Only a number is wanted: the count of lines in this listing that contain "DOFs".

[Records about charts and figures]
○ ○ ○ ○ ○ ○ ○

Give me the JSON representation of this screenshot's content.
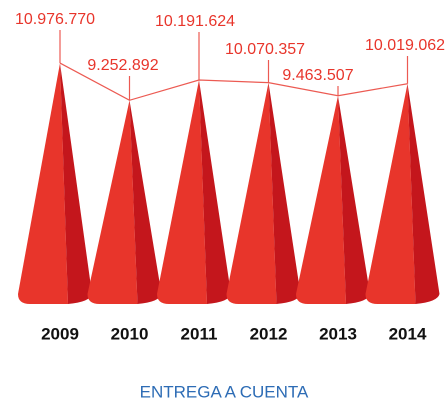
{
  "chart_data": {
    "type": "cone",
    "title": "ENTREGA A CUENTA",
    "categories": [
      "2009",
      "2010",
      "2011",
      "2012",
      "2013",
      "2014"
    ],
    "values": [
      10976770,
      9252892,
      10191624,
      10070357,
      9463507,
      10019062
    ],
    "value_labels": [
      "10.976.770",
      "9.252.892",
      "10.191.624",
      "10.070.357",
      "9.463.507",
      "10.019.062"
    ],
    "color": "#e8352b",
    "side_color": "#c4161c",
    "line_color": "#ec5a52",
    "ylim": [
      0,
      12000000
    ]
  }
}
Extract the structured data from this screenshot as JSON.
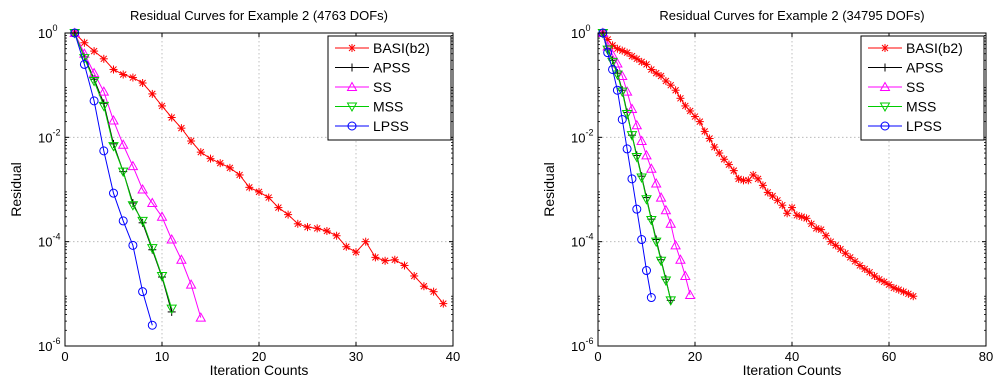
{
  "chart_data": [
    {
      "type": "line",
      "title": "Residual Curves for Example 2 (4763 DOFs)",
      "xlabel": "Iteration Counts",
      "ylabel": "Residual",
      "xlim": [
        0,
        40
      ],
      "ylim": [
        1e-06,
        1
      ],
      "yscale": "log",
      "grid": true,
      "legend_position": "top-right",
      "xticks": [
        "0",
        "10",
        "20",
        "30",
        "40"
      ],
      "yticks": [
        {
          "value": 1,
          "base": "10",
          "exp": "0"
        },
        {
          "value": 0.01,
          "base": "10",
          "exp": "-2"
        },
        {
          "value": 0.0001,
          "base": "10",
          "exp": "-4"
        },
        {
          "value": 1e-06,
          "base": "10",
          "exp": "-6"
        }
      ],
      "series": [
        {
          "name": "BASI(b2)",
          "color": "#ff0000",
          "marker": "star",
          "x": [
            1,
            2,
            3,
            4,
            5,
            6,
            7,
            8,
            9,
            10,
            11,
            12,
            13,
            14,
            15,
            16,
            17,
            18,
            19,
            20,
            21,
            22,
            23,
            24,
            25,
            26,
            27,
            28,
            29,
            30,
            31,
            32,
            33,
            34,
            35,
            36,
            37,
            38,
            39
          ],
          "y": [
            1,
            0.65,
            0.45,
            0.32,
            0.2,
            0.16,
            0.14,
            0.11,
            0.068,
            0.04,
            0.024,
            0.015,
            0.0085,
            0.0052,
            0.0039,
            0.0032,
            0.0026,
            0.0019,
            0.0011,
            0.0009,
            0.0007,
            0.00045,
            0.00033,
            0.00022,
            0.00019,
            0.00018,
            0.00016,
            0.00013,
            8e-05,
            6.3e-05,
            0.0001,
            5e-05,
            4.3e-05,
            4.5e-05,
            3.5e-05,
            2.2e-05,
            1.4e-05,
            1.1e-05,
            6.5e-06
          ]
        },
        {
          "name": "APSS",
          "color": "#000000",
          "marker": "plus",
          "x": [
            1,
            2,
            3,
            4,
            5,
            6,
            7,
            8,
            9,
            10,
            11
          ],
          "y": [
            1,
            0.35,
            0.13,
            0.045,
            0.0075,
            0.0022,
            0.00055,
            0.00023,
            7e-05,
            2.1e-05,
            4.5e-06
          ]
        },
        {
          "name": "SS",
          "color": "#ff00ff",
          "marker": "triangle-up",
          "x": [
            1,
            2,
            3,
            4,
            5,
            6,
            7,
            8,
            9,
            10,
            11,
            12,
            13,
            14
          ],
          "y": [
            1,
            0.4,
            0.17,
            0.075,
            0.021,
            0.0072,
            0.0028,
            0.001,
            0.00055,
            0.0003,
            0.00011,
            4.5e-05,
            1.5e-05,
            3.5e-06
          ]
        },
        {
          "name": "MSS",
          "color": "#00cc00",
          "marker": "triangle-down",
          "x": [
            1,
            2,
            3,
            4,
            5,
            6,
            7,
            8,
            9,
            10,
            11
          ],
          "y": [
            1,
            0.33,
            0.12,
            0.04,
            0.0068,
            0.0022,
            0.0005,
            0.00025,
            7.5e-05,
            2.2e-05,
            5.2e-06
          ]
        },
        {
          "name": "LPSS",
          "color": "#0000ff",
          "marker": "circle",
          "x": [
            1,
            2,
            3,
            4,
            5,
            6,
            7,
            8,
            9
          ],
          "y": [
            1,
            0.25,
            0.05,
            0.0055,
            0.00085,
            0.00025,
            8.5e-05,
            1.1e-05,
            2.5e-06
          ]
        }
      ]
    },
    {
      "type": "line",
      "title": "Residual Curves for Example 2 (34795 DOFs)",
      "xlabel": "Iteration Counts",
      "ylabel": "Residual",
      "xlim": [
        0,
        80
      ],
      "ylim": [
        1e-06,
        1
      ],
      "yscale": "log",
      "grid": true,
      "legend_position": "top-right",
      "xticks": [
        "0",
        "20",
        "40",
        "60",
        "80"
      ],
      "yticks": [
        {
          "value": 1,
          "base": "10",
          "exp": "0"
        },
        {
          "value": 0.01,
          "base": "10",
          "exp": "-2"
        },
        {
          "value": 0.0001,
          "base": "10",
          "exp": "-4"
        },
        {
          "value": 1e-06,
          "base": "10",
          "exp": "-6"
        }
      ],
      "series": [
        {
          "name": "BASI(b2)",
          "color": "#ff0000",
          "marker": "star",
          "x": [
            1,
            2,
            3,
            4,
            5,
            6,
            7,
            8,
            9,
            10,
            11,
            12,
            13,
            14,
            15,
            16,
            17,
            18,
            19,
            20,
            21,
            22,
            23,
            24,
            25,
            26,
            27,
            28,
            29,
            30,
            31,
            32,
            33,
            34,
            35,
            36,
            37,
            38,
            39,
            40,
            41,
            42,
            43,
            44,
            45,
            46,
            47,
            48,
            49,
            50,
            51,
            52,
            53,
            54,
            55,
            56,
            57,
            58,
            59,
            60,
            61,
            62,
            63,
            64,
            65
          ],
          "y": [
            1,
            0.75,
            0.58,
            0.5,
            0.46,
            0.42,
            0.36,
            0.32,
            0.28,
            0.25,
            0.2,
            0.17,
            0.15,
            0.12,
            0.1,
            0.08,
            0.056,
            0.04,
            0.032,
            0.025,
            0.02,
            0.013,
            0.0095,
            0.0065,
            0.005,
            0.0038,
            0.003,
            0.0023,
            0.0016,
            0.0015,
            0.0015,
            0.0019,
            0.0016,
            0.0012,
            0.00088,
            0.00075,
            0.00062,
            0.0005,
            0.00035,
            0.00045,
            0.00032,
            0.0003,
            0.00028,
            0.00022,
            0.00018,
            0.00017,
            0.00013,
            0.0001,
            8.5e-05,
            7.2e-05,
            6e-05,
            5e-05,
            4.2e-05,
            3.5e-05,
            3e-05,
            2.6e-05,
            2.2e-05,
            1.9e-05,
            1.7e-05,
            1.5e-05,
            1.3e-05,
            1.2e-05,
            1.1e-05,
            1e-05,
            9e-06
          ]
        },
        {
          "name": "APSS",
          "color": "#000000",
          "marker": "plus",
          "x": [
            1,
            2,
            3,
            4,
            5,
            6,
            7,
            8,
            9,
            10,
            11,
            12,
            13,
            14,
            15
          ],
          "y": [
            1,
            0.5,
            0.3,
            0.17,
            0.08,
            0.03,
            0.011,
            0.0045,
            0.0018,
            0.0007,
            0.00027,
            0.00011,
            4.5e-05,
            1.9e-05,
            7.5e-06
          ]
        },
        {
          "name": "SS",
          "color": "#ff00ff",
          "marker": "triangle-up",
          "x": [
            1,
            2,
            3,
            4,
            5,
            6,
            7,
            8,
            9,
            10,
            11,
            12,
            13,
            14,
            15,
            16,
            17,
            18,
            19
          ],
          "y": [
            1,
            0.55,
            0.38,
            0.26,
            0.15,
            0.075,
            0.035,
            0.017,
            0.0085,
            0.0045,
            0.0025,
            0.0013,
            0.0007,
            0.0004,
            0.00022,
            8.5e-05,
            4.5e-05,
            2.2e-05,
            9.5e-06
          ]
        },
        {
          "name": "MSS",
          "color": "#00cc00",
          "marker": "triangle-down",
          "x": [
            1,
            2,
            3,
            4,
            5,
            6,
            7,
            8,
            9,
            10,
            11,
            12,
            13,
            14,
            15
          ],
          "y": [
            1,
            0.48,
            0.28,
            0.16,
            0.075,
            0.028,
            0.011,
            0.0042,
            0.0017,
            0.00065,
            0.00026,
            0.0001,
            4.3e-05,
            1.8e-05,
            7.5e-06
          ]
        },
        {
          "name": "LPSS",
          "color": "#0000ff",
          "marker": "circle",
          "x": [
            1,
            2,
            3,
            4,
            5,
            6,
            7,
            8,
            9,
            10,
            11
          ],
          "y": [
            1,
            0.42,
            0.2,
            0.08,
            0.022,
            0.006,
            0.0016,
            0.00042,
            0.00011,
            2.8e-05,
            8.5e-06
          ]
        }
      ]
    }
  ]
}
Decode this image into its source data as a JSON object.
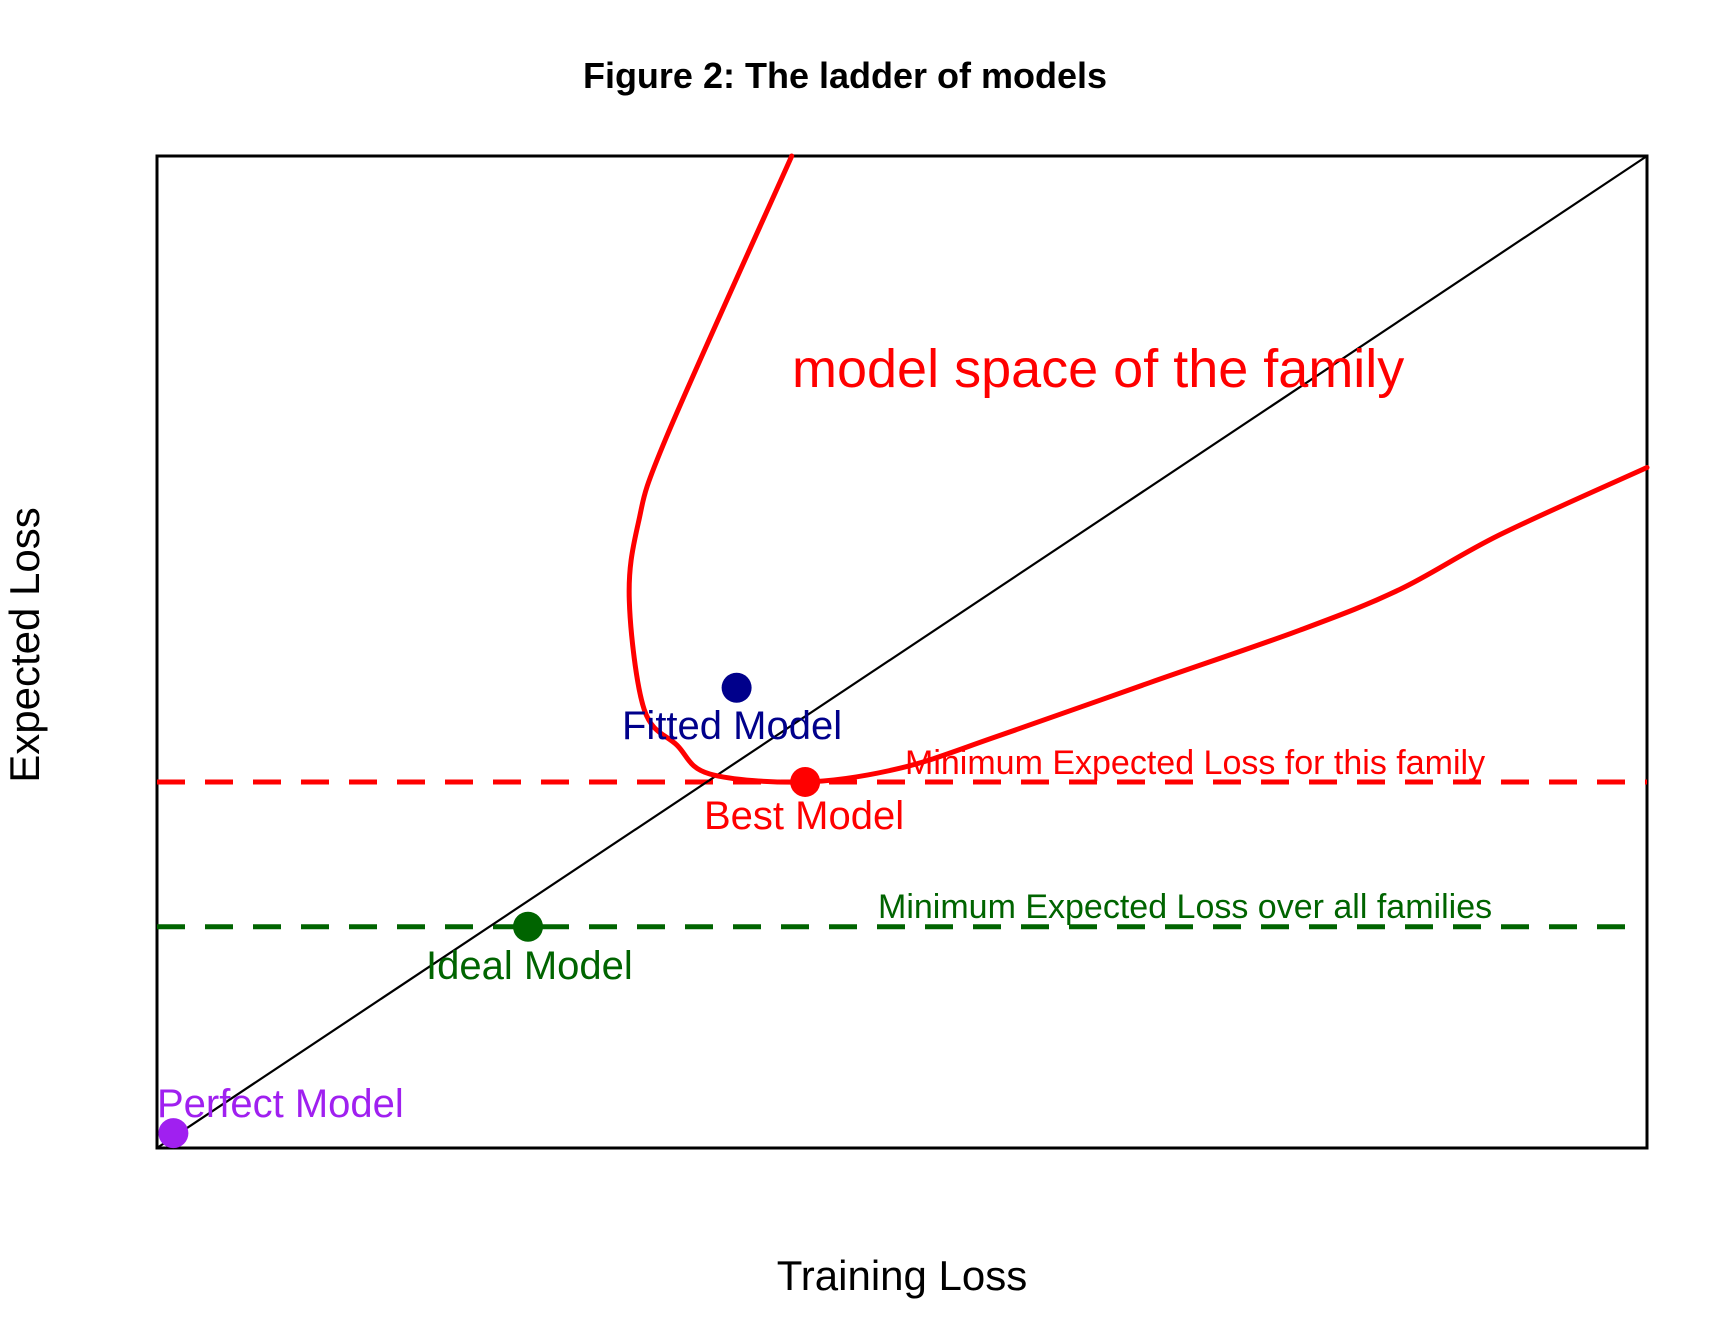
{
  "chart_data": {
    "type": "scatter",
    "title": "Figure 2: The ladder of models",
    "xlabel": "Training Loss",
    "ylabel": "Expected Loss",
    "xlim": [
      0,
      1
    ],
    "ylim": [
      0,
      1
    ],
    "coords": "relative (axes have no tick labels)",
    "grid": false,
    "frame": true,
    "legend": "none",
    "background": "#FFFFFF",
    "frame_color": "#000000",
    "diagonal": {
      "from": [
        0,
        0
      ],
      "to": [
        1,
        1
      ],
      "color": "#000000",
      "style": "solid"
    },
    "points": [
      {
        "label": "Perfect Model",
        "x": 0.011,
        "y": 0.015,
        "color": "#A020F0"
      },
      {
        "label": "Ideal Model",
        "x": 0.249,
        "y": 0.223,
        "color": "#006400"
      },
      {
        "label": "Best Model",
        "x": 0.435,
        "y": 0.369,
        "color": "#FF0000"
      },
      {
        "label": "Fitted Model",
        "x": 0.389,
        "y": 0.464,
        "color": "#00008B"
      }
    ],
    "hlines": [
      {
        "label": "Minimum Expected Loss for this family",
        "y": 0.369,
        "color": "#FF0000",
        "style": "dashed"
      },
      {
        "label": "Minimum Expected Loss over all families",
        "y": 0.223,
        "color": "#006400",
        "style": "dashed"
      }
    ],
    "curve": {
      "label": "model space of the family",
      "color": "#FF0000",
      "style": "solid",
      "points": [
        [
          0.426,
          1.0
        ],
        [
          0.342,
          0.717
        ],
        [
          0.323,
          0.63
        ],
        [
          0.317,
          0.552
        ],
        [
          0.327,
          0.442
        ],
        [
          0.349,
          0.406
        ],
        [
          0.371,
          0.377
        ],
        [
          0.435,
          0.369
        ],
        [
          0.499,
          0.383
        ],
        [
          0.566,
          0.416
        ],
        [
          0.666,
          0.469
        ],
        [
          0.767,
          0.522
        ],
        [
          0.834,
          0.563
        ],
        [
          0.901,
          0.618
        ],
        [
          1.0,
          0.686
        ]
      ]
    }
  }
}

○ ○ ○ ○ ○ ○ ○

[Task response] 2